[START OF Provided records]

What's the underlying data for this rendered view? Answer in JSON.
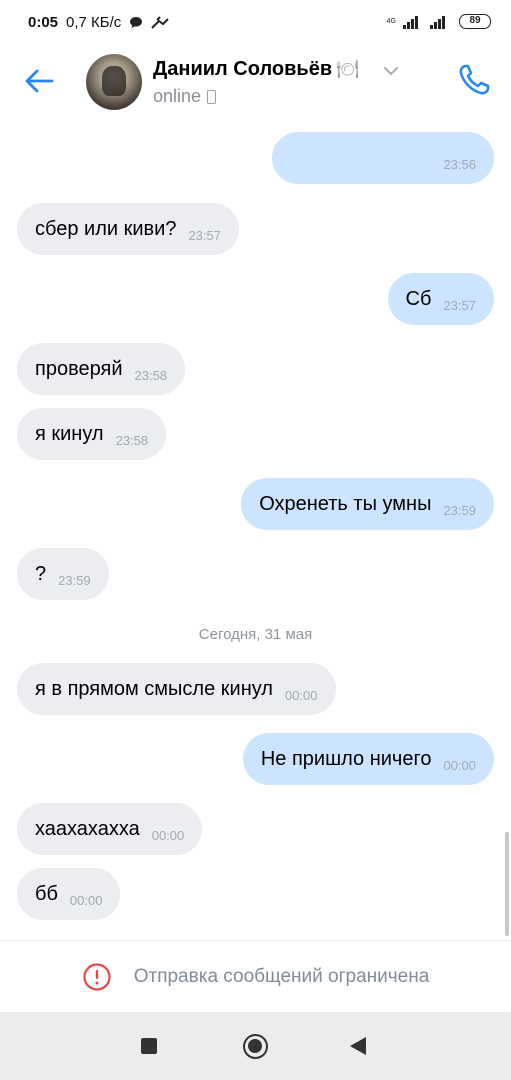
{
  "status_bar": {
    "time": "0:05",
    "speed": "0,7 КБ/с",
    "network": "4G",
    "battery": "89"
  },
  "header": {
    "contact_name": "Даниил Соловьёв",
    "status": "online",
    "icons": {
      "back": "back-arrow-icon",
      "call": "phone-icon",
      "menu": "chevron-down-icon",
      "badge": "plate-icon",
      "device": "mobile-device-icon"
    }
  },
  "messages": [
    {
      "direction": "out",
      "text": "",
      "time": "23:56"
    },
    {
      "direction": "in",
      "text": "сбер или киви?",
      "time": "23:57"
    },
    {
      "direction": "out",
      "text": "Сб",
      "time": "23:57"
    },
    {
      "direction": "in",
      "text": "проверяй",
      "time": "23:58"
    },
    {
      "direction": "in",
      "text": "я кинул",
      "time": "23:58"
    },
    {
      "direction": "out",
      "text": "Охренеть ты умны",
      "time": "23:59"
    },
    {
      "direction": "in",
      "text": "?",
      "time": "23:59"
    },
    {
      "direction": "in",
      "text": "я в прямом смысле кинул",
      "time": "00:00"
    },
    {
      "direction": "out",
      "text": "Не пришло ничего",
      "time": "00:00"
    },
    {
      "direction": "in",
      "text": "хаахахахха",
      "time": "00:00"
    },
    {
      "direction": "in",
      "text": "бб",
      "time": "00:00"
    }
  ],
  "date_separator": "Сегодня, 31 мая",
  "restriction": {
    "text": "Отправка сообщений ограничена",
    "icon": "warning-circle-icon",
    "color": "#e64646"
  },
  "colors": {
    "accent": "#2787f5",
    "incoming_bubble": "#ebedf0",
    "outgoing_bubble": "#cce4ff"
  }
}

[END OF Provided records]

» **Requirements**
State only the number of lines in these entries that contain "text".

» **Solution for this problem**
12